**WHAT THE TASK REQUIRES**
Transcribe the records below exactly as they appear.
::: TASK INPUTS
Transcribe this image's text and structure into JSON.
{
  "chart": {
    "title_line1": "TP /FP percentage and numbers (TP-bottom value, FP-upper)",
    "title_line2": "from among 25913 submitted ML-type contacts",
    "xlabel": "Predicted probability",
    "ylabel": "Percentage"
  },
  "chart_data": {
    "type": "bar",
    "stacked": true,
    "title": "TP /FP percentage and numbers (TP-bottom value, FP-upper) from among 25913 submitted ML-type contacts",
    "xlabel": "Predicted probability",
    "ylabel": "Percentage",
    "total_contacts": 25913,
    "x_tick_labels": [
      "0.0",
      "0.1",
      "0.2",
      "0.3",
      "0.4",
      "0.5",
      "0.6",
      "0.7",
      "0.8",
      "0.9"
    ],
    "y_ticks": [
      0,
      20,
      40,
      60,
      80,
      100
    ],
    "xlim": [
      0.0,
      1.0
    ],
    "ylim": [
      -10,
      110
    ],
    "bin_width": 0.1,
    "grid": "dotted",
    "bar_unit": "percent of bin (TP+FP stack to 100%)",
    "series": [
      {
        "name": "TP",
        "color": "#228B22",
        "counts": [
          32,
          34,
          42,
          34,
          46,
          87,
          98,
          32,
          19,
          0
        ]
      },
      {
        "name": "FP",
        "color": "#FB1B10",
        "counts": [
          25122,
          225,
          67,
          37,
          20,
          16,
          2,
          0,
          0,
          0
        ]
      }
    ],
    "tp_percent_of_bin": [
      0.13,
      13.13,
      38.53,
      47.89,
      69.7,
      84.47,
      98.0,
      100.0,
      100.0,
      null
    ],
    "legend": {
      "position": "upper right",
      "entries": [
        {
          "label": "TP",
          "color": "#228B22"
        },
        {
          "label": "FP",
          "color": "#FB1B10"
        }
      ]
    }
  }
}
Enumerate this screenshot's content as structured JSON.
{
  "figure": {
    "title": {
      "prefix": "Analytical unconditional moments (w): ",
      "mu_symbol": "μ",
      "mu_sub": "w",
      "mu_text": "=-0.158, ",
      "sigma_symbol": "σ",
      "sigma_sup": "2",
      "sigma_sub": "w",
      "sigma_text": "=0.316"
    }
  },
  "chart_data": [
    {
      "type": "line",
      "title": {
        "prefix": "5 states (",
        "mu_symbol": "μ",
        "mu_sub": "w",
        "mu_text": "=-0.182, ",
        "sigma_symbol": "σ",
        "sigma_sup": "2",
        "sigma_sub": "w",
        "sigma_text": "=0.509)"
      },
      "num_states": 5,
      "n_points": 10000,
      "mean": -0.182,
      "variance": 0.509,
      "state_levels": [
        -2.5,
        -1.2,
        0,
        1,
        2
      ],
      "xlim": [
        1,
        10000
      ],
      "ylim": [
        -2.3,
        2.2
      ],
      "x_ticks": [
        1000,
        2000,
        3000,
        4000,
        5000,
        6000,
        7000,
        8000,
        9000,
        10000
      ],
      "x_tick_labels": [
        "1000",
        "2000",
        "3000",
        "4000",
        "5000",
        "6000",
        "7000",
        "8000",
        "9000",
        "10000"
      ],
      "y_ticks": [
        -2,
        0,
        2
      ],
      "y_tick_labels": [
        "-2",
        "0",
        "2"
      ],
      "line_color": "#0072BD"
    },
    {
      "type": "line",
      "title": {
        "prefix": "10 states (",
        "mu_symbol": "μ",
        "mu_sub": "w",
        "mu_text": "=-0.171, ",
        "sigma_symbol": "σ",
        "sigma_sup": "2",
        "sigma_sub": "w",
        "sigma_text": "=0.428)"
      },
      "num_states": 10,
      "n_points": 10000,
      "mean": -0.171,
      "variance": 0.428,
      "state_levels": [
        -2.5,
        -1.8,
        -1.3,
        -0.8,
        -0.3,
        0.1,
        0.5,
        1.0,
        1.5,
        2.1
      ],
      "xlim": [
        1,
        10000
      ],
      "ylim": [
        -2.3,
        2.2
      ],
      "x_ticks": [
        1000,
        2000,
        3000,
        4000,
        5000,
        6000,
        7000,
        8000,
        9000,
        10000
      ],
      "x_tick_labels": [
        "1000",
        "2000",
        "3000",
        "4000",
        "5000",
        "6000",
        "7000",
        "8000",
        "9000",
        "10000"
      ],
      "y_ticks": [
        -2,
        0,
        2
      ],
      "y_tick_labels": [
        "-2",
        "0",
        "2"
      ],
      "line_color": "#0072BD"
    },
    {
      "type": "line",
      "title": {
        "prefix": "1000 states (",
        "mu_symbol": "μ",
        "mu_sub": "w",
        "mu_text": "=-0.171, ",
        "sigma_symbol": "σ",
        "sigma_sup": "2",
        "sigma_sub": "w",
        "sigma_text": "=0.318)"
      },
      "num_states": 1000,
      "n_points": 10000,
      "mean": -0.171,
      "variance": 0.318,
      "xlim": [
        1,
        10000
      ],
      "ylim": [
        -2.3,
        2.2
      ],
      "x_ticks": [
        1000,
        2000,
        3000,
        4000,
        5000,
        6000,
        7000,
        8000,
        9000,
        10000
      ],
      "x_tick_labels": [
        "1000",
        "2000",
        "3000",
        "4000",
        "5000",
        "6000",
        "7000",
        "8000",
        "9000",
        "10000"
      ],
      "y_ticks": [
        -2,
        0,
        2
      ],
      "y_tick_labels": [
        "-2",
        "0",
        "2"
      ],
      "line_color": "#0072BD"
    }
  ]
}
::::::
**RIGHT ANSWER**
Transcribe this image's text and structure into JSON.
{
  "chart": {
    "title_line1": "TP /FP percentage and numbers (TP-bottom value, FP-upper)",
    "title_line2": "from among 25913 submitted ML-type contacts",
    "xlabel": "Predicted probability",
    "ylabel": "Percentage"
  },
  "chart_data": {
    "type": "bar",
    "stacked": true,
    "title": "TP /FP percentage and numbers (TP-bottom value, FP-upper) from among 25913 submitted ML-type contacts",
    "xlabel": "Predicted probability",
    "ylabel": "Percentage",
    "total_contacts": 25913,
    "x_tick_labels": [
      "0.0",
      "0.1",
      "0.2",
      "0.3",
      "0.4",
      "0.5",
      "0.6",
      "0.7",
      "0.8",
      "0.9"
    ],
    "y_ticks": [
      0,
      20,
      40,
      60,
      80,
      100
    ],
    "xlim": [
      0.0,
      1.0
    ],
    "ylim": [
      -10,
      110
    ],
    "bin_width": 0.1,
    "grid": "dotted",
    "bar_unit": "percent of bin (TP+FP stack to 100%)",
    "series": [
      {
        "name": "TP",
        "color": "#228B22",
        "counts": [
          32,
          34,
          42,
          34,
          46,
          87,
          98,
          32,
          19,
          0
        ]
      },
      {
        "name": "FP",
        "color": "#FB1B10",
        "counts": [
          25122,
          225,
          67,
          37,
          20,
          16,
          2,
          0,
          0,
          0
        ]
      }
    ],
    "tp_percent_of_bin": [
      0.13,
      13.13,
      38.53,
      47.89,
      69.7,
      84.47,
      98.0,
      100.0,
      100.0,
      null
    ],
    "legend": {
      "position": "upper right",
      "entries": [
        {
          "label": "TP",
          "color": "#228B22"
        },
        {
          "label": "FP",
          "color": "#FB1B10"
        }
      ]
    }
  }
}
Enumerate this screenshot's content as structured JSON.
{
  "figure": {
    "title": {
      "prefix": "Analytical unconditional moments (w): ",
      "mu_symbol": "μ",
      "mu_sub": "w",
      "mu_text": "=-0.158, ",
      "sigma_symbol": "σ",
      "sigma_sup": "2",
      "sigma_sub": "w",
      "sigma_text": "=0.316"
    }
  },
  "chart_data": [
    {
      "type": "line",
      "title": {
        "prefix": "5 states (",
        "mu_symbol": "μ",
        "mu_sub": "w",
        "mu_text": "=-0.182, ",
        "sigma_symbol": "σ",
        "sigma_sup": "2",
        "sigma_sub": "w",
        "sigma_text": "=0.509)"
      },
      "num_states": 5,
      "n_points": 10000,
      "mean": -0.182,
      "variance": 0.509,
      "state_levels": [
        -2.5,
        -1.2,
        0,
        1,
        2
      ],
      "xlim": [
        1,
        10000
      ],
      "ylim": [
        -2.3,
        2.2
      ],
      "x_ticks": [
        1000,
        2000,
        3000,
        4000,
        5000,
        6000,
        7000,
        8000,
        9000,
        10000
      ],
      "x_tick_labels": [
        "1000",
        "2000",
        "3000",
        "4000",
        "5000",
        "6000",
        "7000",
        "8000",
        "9000",
        "10000"
      ],
      "y_ticks": [
        -2,
        0,
        2
      ],
      "y_tick_labels": [
        "-2",
        "0",
        "2"
      ],
      "line_color": "#0072BD"
    },
    {
      "type": "line",
      "title": {
        "prefix": "10 states (",
        "mu_symbol": "μ",
        "mu_sub": "w",
        "mu_text": "=-0.171, ",
        "sigma_symbol": "σ",
        "sigma_sup": "2",
        "sigma_sub": "w",
        "sigma_text": "=0.428)"
      },
      "num_states": 10,
      "n_points": 10000,
      "mean": -0.171,
      "variance": 0.428,
      "state_levels": [
        -2.5,
        -1.8,
        -1.3,
        -0.8,
        -0.3,
        0.1,
        0.5,
        1.0,
        1.5,
        2.1
      ],
      "xlim": [
        1,
        10000
      ],
      "ylim": [
        -2.3,
        2.2
      ],
      "x_ticks": [
        1000,
        2000,
        3000,
        4000,
        5000,
        6000,
        7000,
        8000,
        9000,
        10000
      ],
      "x_tick_labels": [
        "1000",
        "2000",
        "3000",
        "4000",
        "5000",
        "6000",
        "7000",
        "8000",
        "9000",
        "10000"
      ],
      "y_ticks": [
        -2,
        0,
        2
      ],
      "y_tick_labels": [
        "-2",
        "0",
        "2"
      ],
      "line_color": "#0072BD"
    },
    {
      "type": "line",
      "title": {
        "prefix": "1000 states (",
        "mu_symbol": "μ",
        "mu_sub": "w",
        "mu_text": "=-0.171, ",
        "sigma_symbol": "σ",
        "sigma_sup": "2",
        "sigma_sub": "w",
        "sigma_text": "=0.318)"
      },
      "num_states": 1000,
      "n_points": 10000,
      "mean": -0.171,
      "variance": 0.318,
      "xlim": [
        1,
        10000
      ],
      "ylim": [
        -2.3,
        2.2
      ],
      "x_ticks": [
        1000,
        2000,
        3000,
        4000,
        5000,
        6000,
        7000,
        8000,
        9000,
        10000
      ],
      "x_tick_labels": [
        "1000",
        "2000",
        "3000",
        "4000",
        "5000",
        "6000",
        "7000",
        "8000",
        "9000",
        "10000"
      ],
      "y_ticks": [
        -2,
        0,
        2
      ],
      "y_tick_labels": [
        "-2",
        "0",
        "2"
      ],
      "line_color": "#0072BD"
    }
  ]
}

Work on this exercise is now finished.